Data shown:
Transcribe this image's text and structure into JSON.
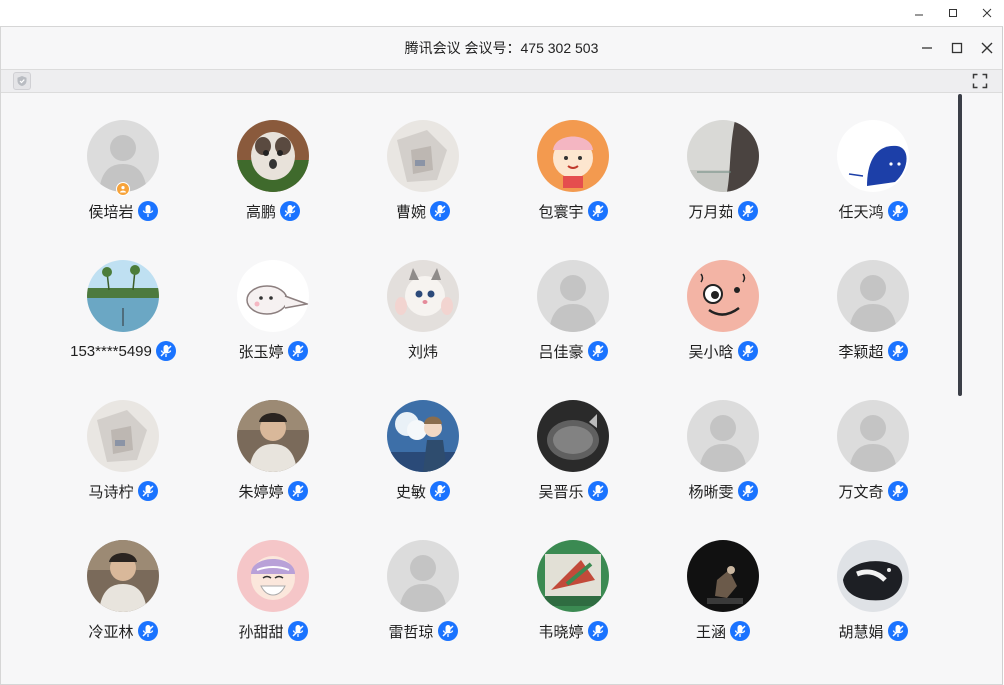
{
  "window": {
    "title": "腾讯会议 会议号：475 302 503"
  },
  "colors": {
    "accent": "#1a73ff",
    "host_badge": "#f7a33a",
    "background": "#f7f7f8"
  },
  "participants": [
    {
      "name": "侯培岩",
      "avatar": "default",
      "host": true,
      "mic": "on"
    },
    {
      "name": "高鹏",
      "avatar": "cat-photo",
      "host": false,
      "mic": "muted"
    },
    {
      "name": "曹婉",
      "avatar": "photo-light",
      "host": false,
      "mic": "muted"
    },
    {
      "name": "包寰宇",
      "avatar": "cartoon-orange",
      "host": false,
      "mic": "muted"
    },
    {
      "name": "万月茹",
      "avatar": "photo-grey",
      "host": false,
      "mic": "muted"
    },
    {
      "name": "任天鸿",
      "avatar": "blue-shape",
      "host": false,
      "mic": "muted"
    },
    {
      "name": "153****5499",
      "avatar": "beach-photo",
      "host": false,
      "mic": "muted"
    },
    {
      "name": "张玉婷",
      "avatar": "cartoon-white",
      "host": false,
      "mic": "muted"
    },
    {
      "name": "刘炜",
      "avatar": "kitten-photo",
      "host": false,
      "mic": "none"
    },
    {
      "name": "吕佳豪",
      "avatar": "default",
      "host": false,
      "mic": "muted"
    },
    {
      "name": "吴小晗",
      "avatar": "cartoon-pink",
      "host": false,
      "mic": "muted"
    },
    {
      "name": "李颖超",
      "avatar": "default",
      "host": false,
      "mic": "muted"
    },
    {
      "name": "马诗柠",
      "avatar": "photo-light",
      "host": false,
      "mic": "muted"
    },
    {
      "name": "朱婷婷",
      "avatar": "photo-person",
      "host": false,
      "mic": "muted"
    },
    {
      "name": "史敏",
      "avatar": "anime-sky",
      "host": false,
      "mic": "muted"
    },
    {
      "name": "吴晋乐",
      "avatar": "photo-dark",
      "host": false,
      "mic": "muted"
    },
    {
      "name": "杨晰雯",
      "avatar": "default",
      "host": false,
      "mic": "muted"
    },
    {
      "name": "万文奇",
      "avatar": "default",
      "host": false,
      "mic": "muted"
    },
    {
      "name": "冷亚林",
      "avatar": "photo-person",
      "host": false,
      "mic": "muted"
    },
    {
      "name": "孙甜甜",
      "avatar": "cartoon-mask",
      "host": false,
      "mic": "muted"
    },
    {
      "name": "雷哲琼",
      "avatar": "default",
      "host": false,
      "mic": "muted"
    },
    {
      "name": "韦晓婷",
      "avatar": "album-green",
      "host": false,
      "mic": "muted"
    },
    {
      "name": "王涵",
      "avatar": "photo-black",
      "host": false,
      "mic": "muted"
    },
    {
      "name": "胡慧娟",
      "avatar": "photo-cat-dark",
      "host": false,
      "mic": "muted"
    }
  ]
}
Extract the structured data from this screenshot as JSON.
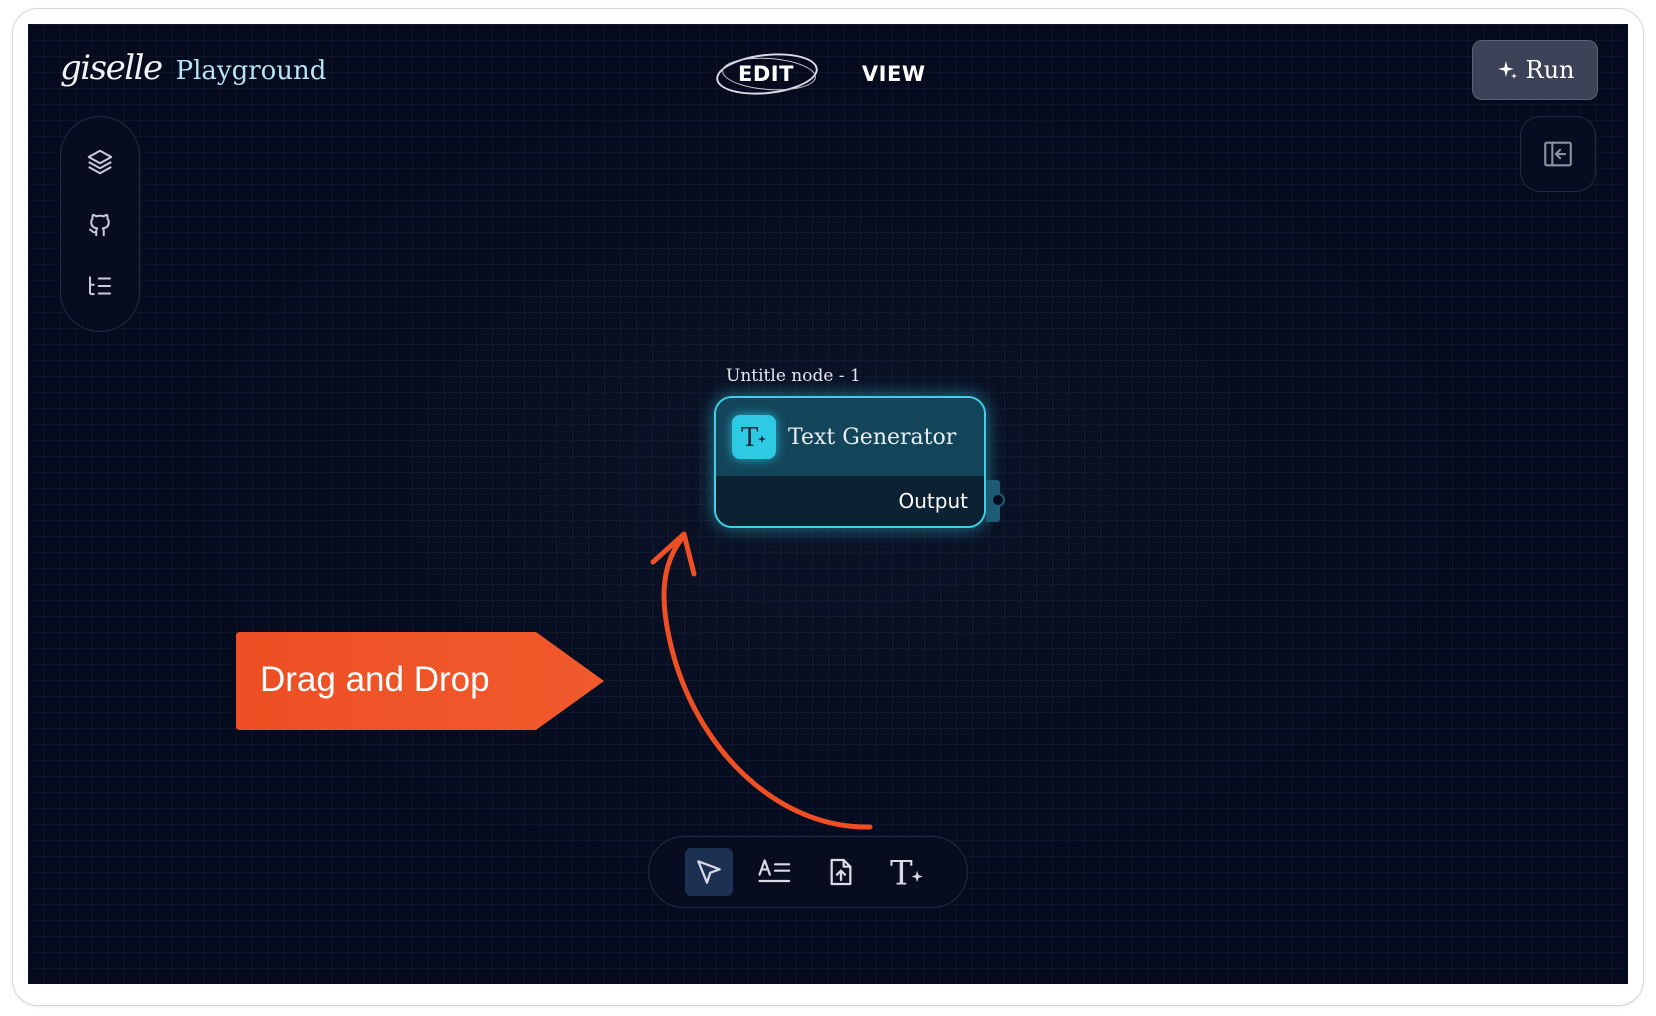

Your instructions: Without including any pictures, print each record exactly.

Solution for this problem:
Transcribe this image's text and structure into JSON.
{
  "window": {
    "title": "腾讯会议 会议号：475 302 503"
  },
  "colors": {
    "accent": "#1a73ff",
    "host_badge": "#f7a33a",
    "background": "#f7f7f8"
  },
  "participants": [
    {
      "name": "侯培岩",
      "avatar": "default",
      "host": true,
      "mic": "on"
    },
    {
      "name": "高鹏",
      "avatar": "cat-photo",
      "host": false,
      "mic": "muted"
    },
    {
      "name": "曹婉",
      "avatar": "photo-light",
      "host": false,
      "mic": "muted"
    },
    {
      "name": "包寰宇",
      "avatar": "cartoon-orange",
      "host": false,
      "mic": "muted"
    },
    {
      "name": "万月茹",
      "avatar": "photo-grey",
      "host": false,
      "mic": "muted"
    },
    {
      "name": "任天鸿",
      "avatar": "blue-shape",
      "host": false,
      "mic": "muted"
    },
    {
      "name": "153****5499",
      "avatar": "beach-photo",
      "host": false,
      "mic": "muted"
    },
    {
      "name": "张玉婷",
      "avatar": "cartoon-white",
      "host": false,
      "mic": "muted"
    },
    {
      "name": "刘炜",
      "avatar": "kitten-photo",
      "host": false,
      "mic": "none"
    },
    {
      "name": "吕佳豪",
      "avatar": "default",
      "host": false,
      "mic": "muted"
    },
    {
      "name": "吴小晗",
      "avatar": "cartoon-pink",
      "host": false,
      "mic": "muted"
    },
    {
      "name": "李颖超",
      "avatar": "default",
      "host": false,
      "mic": "muted"
    },
    {
      "name": "马诗柠",
      "avatar": "photo-light",
      "host": false,
      "mic": "muted"
    },
    {
      "name": "朱婷婷",
      "avatar": "photo-person",
      "host": false,
      "mic": "muted"
    },
    {
      "name": "史敏",
      "avatar": "anime-sky",
      "host": false,
      "mic": "muted"
    },
    {
      "name": "吴晋乐",
      "avatar": "photo-dark",
      "host": false,
      "mic": "muted"
    },
    {
      "name": "杨晰雯",
      "avatar": "default",
      "host": false,
      "mic": "muted"
    },
    {
      "name": "万文奇",
      "avatar": "default",
      "host": false,
      "mic": "muted"
    },
    {
      "name": "冷亚林",
      "avatar": "photo-person",
      "host": false,
      "mic": "muted"
    },
    {
      "name": "孙甜甜",
      "avatar": "cartoon-mask",
      "host": false,
      "mic": "muted"
    },
    {
      "name": "雷哲琼",
      "avatar": "default",
      "host": false,
      "mic": "muted"
    },
    {
      "name": "韦晓婷",
      "avatar": "album-green",
      "host": false,
      "mic": "muted"
    },
    {
      "name": "王涵",
      "avatar": "photo-black",
      "host": false,
      "mic": "muted"
    },
    {
      "name": "胡慧娟",
      "avatar": "photo-cat-dark",
      "host": false,
      "mic": "muted"
    }
  ]
}
Extract the structured data from this screenshot as JSON.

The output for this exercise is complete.